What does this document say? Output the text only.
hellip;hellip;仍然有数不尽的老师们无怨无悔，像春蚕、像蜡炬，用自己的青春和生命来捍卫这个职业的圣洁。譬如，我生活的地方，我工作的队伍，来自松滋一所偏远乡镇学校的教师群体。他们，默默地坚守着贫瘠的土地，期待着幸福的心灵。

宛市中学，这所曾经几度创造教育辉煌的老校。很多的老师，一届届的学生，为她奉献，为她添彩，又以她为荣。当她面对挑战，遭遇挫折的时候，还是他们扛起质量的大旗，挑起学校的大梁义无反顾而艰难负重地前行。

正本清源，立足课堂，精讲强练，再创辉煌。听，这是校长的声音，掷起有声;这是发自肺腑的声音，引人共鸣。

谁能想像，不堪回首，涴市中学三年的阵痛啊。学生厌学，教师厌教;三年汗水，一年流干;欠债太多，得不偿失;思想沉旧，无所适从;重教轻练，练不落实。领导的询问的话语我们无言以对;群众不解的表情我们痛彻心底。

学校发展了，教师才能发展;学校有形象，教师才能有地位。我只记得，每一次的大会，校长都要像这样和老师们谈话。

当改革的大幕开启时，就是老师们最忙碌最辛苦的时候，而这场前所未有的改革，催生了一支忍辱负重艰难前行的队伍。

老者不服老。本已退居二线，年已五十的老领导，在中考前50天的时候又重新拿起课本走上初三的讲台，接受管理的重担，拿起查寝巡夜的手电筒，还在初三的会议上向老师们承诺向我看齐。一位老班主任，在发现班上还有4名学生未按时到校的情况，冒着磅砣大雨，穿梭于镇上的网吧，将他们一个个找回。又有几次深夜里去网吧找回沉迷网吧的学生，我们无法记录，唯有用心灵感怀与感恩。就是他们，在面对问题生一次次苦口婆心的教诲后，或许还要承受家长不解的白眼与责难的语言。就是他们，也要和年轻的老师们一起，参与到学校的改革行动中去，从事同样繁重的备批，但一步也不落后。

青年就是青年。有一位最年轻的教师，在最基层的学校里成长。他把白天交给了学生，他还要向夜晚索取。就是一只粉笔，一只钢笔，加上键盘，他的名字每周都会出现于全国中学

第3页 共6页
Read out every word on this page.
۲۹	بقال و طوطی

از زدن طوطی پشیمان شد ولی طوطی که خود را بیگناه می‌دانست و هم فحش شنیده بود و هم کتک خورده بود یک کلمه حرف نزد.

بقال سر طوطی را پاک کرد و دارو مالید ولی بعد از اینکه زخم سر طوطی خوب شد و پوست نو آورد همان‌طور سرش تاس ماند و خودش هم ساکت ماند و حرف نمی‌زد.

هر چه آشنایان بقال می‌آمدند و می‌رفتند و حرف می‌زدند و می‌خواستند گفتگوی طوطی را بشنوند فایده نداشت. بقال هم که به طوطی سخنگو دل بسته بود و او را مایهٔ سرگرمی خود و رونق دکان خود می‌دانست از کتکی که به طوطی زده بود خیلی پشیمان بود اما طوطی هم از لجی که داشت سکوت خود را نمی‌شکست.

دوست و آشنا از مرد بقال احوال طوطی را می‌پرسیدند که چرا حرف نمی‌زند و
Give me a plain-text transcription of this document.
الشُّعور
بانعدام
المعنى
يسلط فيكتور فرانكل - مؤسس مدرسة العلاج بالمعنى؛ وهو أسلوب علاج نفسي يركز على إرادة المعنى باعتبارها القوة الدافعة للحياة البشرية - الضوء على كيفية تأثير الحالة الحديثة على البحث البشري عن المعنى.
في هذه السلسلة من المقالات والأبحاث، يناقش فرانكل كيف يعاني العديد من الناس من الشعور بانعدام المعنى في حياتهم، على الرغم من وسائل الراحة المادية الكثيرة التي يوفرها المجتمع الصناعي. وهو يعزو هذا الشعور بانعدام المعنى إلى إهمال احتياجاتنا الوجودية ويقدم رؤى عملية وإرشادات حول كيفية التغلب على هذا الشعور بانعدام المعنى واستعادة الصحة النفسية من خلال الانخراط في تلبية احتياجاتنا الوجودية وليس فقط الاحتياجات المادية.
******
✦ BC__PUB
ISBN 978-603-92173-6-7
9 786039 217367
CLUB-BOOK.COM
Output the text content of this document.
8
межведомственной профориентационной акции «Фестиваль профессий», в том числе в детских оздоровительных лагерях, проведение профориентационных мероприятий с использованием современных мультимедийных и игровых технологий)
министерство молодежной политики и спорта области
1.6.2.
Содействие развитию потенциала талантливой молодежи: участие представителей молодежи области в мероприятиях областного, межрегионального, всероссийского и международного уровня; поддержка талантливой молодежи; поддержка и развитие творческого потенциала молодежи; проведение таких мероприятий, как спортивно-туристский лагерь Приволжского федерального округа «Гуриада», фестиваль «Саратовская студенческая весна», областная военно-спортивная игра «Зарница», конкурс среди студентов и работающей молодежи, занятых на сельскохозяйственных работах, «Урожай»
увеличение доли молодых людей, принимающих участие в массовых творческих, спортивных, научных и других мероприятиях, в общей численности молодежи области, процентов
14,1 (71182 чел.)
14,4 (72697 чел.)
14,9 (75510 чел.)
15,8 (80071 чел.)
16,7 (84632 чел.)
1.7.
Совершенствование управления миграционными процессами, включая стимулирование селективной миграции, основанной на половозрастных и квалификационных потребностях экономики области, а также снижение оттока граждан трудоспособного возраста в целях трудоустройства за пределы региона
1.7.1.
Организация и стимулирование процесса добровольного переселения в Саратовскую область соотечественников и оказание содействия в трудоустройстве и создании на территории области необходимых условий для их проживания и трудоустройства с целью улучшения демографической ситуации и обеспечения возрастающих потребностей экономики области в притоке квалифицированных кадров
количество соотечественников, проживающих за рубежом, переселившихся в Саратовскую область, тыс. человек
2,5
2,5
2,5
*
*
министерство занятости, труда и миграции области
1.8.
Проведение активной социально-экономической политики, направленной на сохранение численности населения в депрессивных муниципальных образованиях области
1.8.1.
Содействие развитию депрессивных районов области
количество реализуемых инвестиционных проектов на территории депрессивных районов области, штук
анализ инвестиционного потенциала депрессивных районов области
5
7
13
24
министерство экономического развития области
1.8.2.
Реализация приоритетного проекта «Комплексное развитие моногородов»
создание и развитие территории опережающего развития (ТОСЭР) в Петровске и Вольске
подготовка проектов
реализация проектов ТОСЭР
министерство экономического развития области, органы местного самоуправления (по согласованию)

Task statement:
Provide an exact reproduction of all the entries shown above.

Solution to this task:
What does this document say? Output the text only.
hellip;hellip;仍然有数不尽的老师们无怨无悔，像春蚕、像蜡炬，用自己的青春和生命来捍卫这个职业的圣洁。譬如，我生活的地方，我工作的队伍，来自松滋一所偏远乡镇学校的教师群体。他们，默默地坚守着贫瘠的土地，期待着幸福的心灵。

宛市中学，这所曾经几度创造教育辉煌的老校。很多的老师，一届届的学生，为她奉献，为她添彩，又以她为荣。当她面对挑战，遭遇挫折的时候，还是他们扛起质量的大旗，挑起学校的大梁义无反顾而艰难负重地前行。

正本清源，立足课堂，精讲强练，再创辉煌。听，这是校长的声音，掷起有声;这是发自肺腑的声音，引人共鸣。

谁能想像，不堪回首，涴市中学三年的阵痛啊。学生厌学，教师厌教;三年汗水，一年流干;欠债太多，得不偿失;思想沉旧，无所适从;重教轻练，练不落实。领导的询问的话语我们无言以对;群众不解的表情我们痛彻心底。

学校发展了，教师才能发展;学校有形象，教师才能有地位。我只记得，每一次的大会，校长都要像这样和老师们谈话。

当改革的大幕开启时，就是老师们最忙碌最辛苦的时候，而这场前所未有的改革，催生了一支忍辱负重艰难前行的队伍。

老者不服老。本已退居二线，年已五十的老领导，在中考前50天的时候又重新拿起课本走上初三的讲台，接受管理的重担，拿起查寝巡夜的手电筒，还在初三的会议上向老师们承诺向我看齐。一位老班主任，在发现班上还有4名学生未按时到校的情况，冒着磅砣大雨，穿梭于镇上的网吧，将他们一个个找回。又有几次深夜里去网吧找回沉迷网吧的学生，我们无法记录，唯有用心灵感怀与感恩。就是他们，在面对问题生一次次苦口婆心的教诲后，或许还要承受家长不解的白眼与责难的语言。就是他们，也要和年轻的老师们一起，参与到学校的改革行动中去，从事同样繁重的备批，但一步也不落后。

青年就是青年。有一位最年轻的教师，在最基层的学校里成长。他把白天交给了学生，他还要向夜晚索取。就是一只粉笔，一只钢笔，加上键盘，他的名字每周都会出现于全国中学

第3页 共6页
Read out every word on this page.
۲۹	بقال و طوطی

از زدن طوطی پشیمان شد ولی طوطی که خود را بیگناه می‌دانست و هم فحش شنیده بود و هم کتک خورده بود یک کلمه حرف نزد.

بقال سر طوطی را پاک کرد و دارو مالید ولی بعد از اینکه زخم سر طوطی خوب شد و پوست نو آورد همان‌طور سرش تاس ماند و خودش هم ساکت ماند و حرف نمی‌زد.

هر چه آشنایان بقال می‌آمدند و می‌رفتند و حرف می‌زدند و می‌خواستند گفتگوی طوطی را بشنوند فایده نداشت. بقال هم که به طوطی سخنگو دل بسته بود و او را مایهٔ سرگرمی خود و رونق دکان خود می‌دانست از کتکی که به طوطی زده بود خیلی پشیمان بود اما طوطی هم از لجی که داشت سکوت خود را نمی‌شکست.

دوست و آشنا از مرد بقال احوال طوطی را می‌پرسیدند که چرا حرف نمی‌زند و
Give me a plain-text transcription of this document.
الشُّعور
بانعدام
المعنى
يسلط فيكتور فرانكل - مؤسس مدرسة العلاج بالمعنى؛ وهو أسلوب علاج نفسي يركز على إرادة المعنى باعتبارها القوة الدافعة للحياة البشرية - الضوء على كيفية تأثير الحالة الحديثة على البحث البشري عن المعنى.
في هذه السلسلة من المقالات والأبحاث، يناقش فرانكل كيف يعاني العديد من الناس من الشعور بانعدام المعنى في حياتهم، على الرغم من وسائل الراحة المادية الكثيرة التي يوفرها المجتمع الصناعي. وهو يعزو هذا الشعور بانعدام المعنى إلى إهمال احتياجاتنا الوجودية ويقدم رؤى عملية وإرشادات حول كيفية التغلب على هذا الشعور بانعدام المعنى واستعادة الصحة النفسية من خلال الانخراط في تلبية احتياجاتنا الوجودية وليس فقط الاحتياجات المادية.
******
✦ BC__PUB
ISBN 978-603-92173-6-7
9 786039 217367
CLUB-BOOK.COM
Output the text content of this document.
8
межведомственной профориентационной акции «Фестиваль профессий», в том числе в детских оздоровительных лагерях, проведение профориентационных мероприятий с использованием современных мультимедийных и игровых технологий)
министерство молодежной политики и спорта области
1.6.2.
Содействие развитию потенциала талантливой молодежи: участие представителей молодежи области в мероприятиях областного, межрегионального, всероссийского и международного уровня; поддержка талантливой молодежи; поддержка и развитие творческого потенциала молодежи; проведение таких мероприятий, как спортивно-туристский лагерь Приволжского федерального округа «Гуриада», фестиваль «Саратовская студенческая весна», областная военно-спортивная игра «Зарница», конкурс среди студентов и работающей молодежи, занятых на сельскохозяйственных работах, «Урожай»
увеличение доли молодых людей, принимающих участие в массовых творческих, спортивных, научных и других мероприятиях, в общей численности молодежи области, процентов
14,1 (71182 чел.)
14,4 (72697 чел.)
14,9 (75510 чел.)
15,8 (80071 чел.)
16,7 (84632 чел.)
1.7.
Совершенствование управления миграционными процессами, включая стимулирование селективной миграции, основанной на половозрастных и квалификационных потребностях экономики области, а также снижение оттока граждан трудоспособного возраста в целях трудоустройства за пределы региона
1.7.1.
Организация и стимулирование процесса добровольного переселения в Саратовскую область соотечественников и оказание содействия в трудоустройстве и создании на территории области необходимых условий для их проживания и трудоустройства с целью улучшения демографической ситуации и обеспечения возрастающих потребностей экономики области в притоке квалифицированных кадров
количество соотечественников, проживающих за рубежом, переселившихся в Саратовскую область, тыс. человек
2,5
2,5
2,5
*
*
министерство занятости, труда и миграции области
1.8.
Проведение активной социально-экономической политики, направленной на сохранение численности населения в депрессивных муниципальных образованиях области
1.8.1.
Содействие развитию депрессивных районов области
количество реализуемых инвестиционных проектов на территории депрессивных районов области, штук
анализ инвестиционного потенциала депрессивных районов области
5
7
13
24
министерство экономического развития области
1.8.2.
Реализация приоритетного проекта «Комплексное развитие моногородов»
создание и развитие территории опережающего развития (ТОСЭР) в Петровске и Вольске
подготовка проектов
реализация проектов ТОСЭР
министерство экономического развития области, органы местного самоуправления (по согласованию)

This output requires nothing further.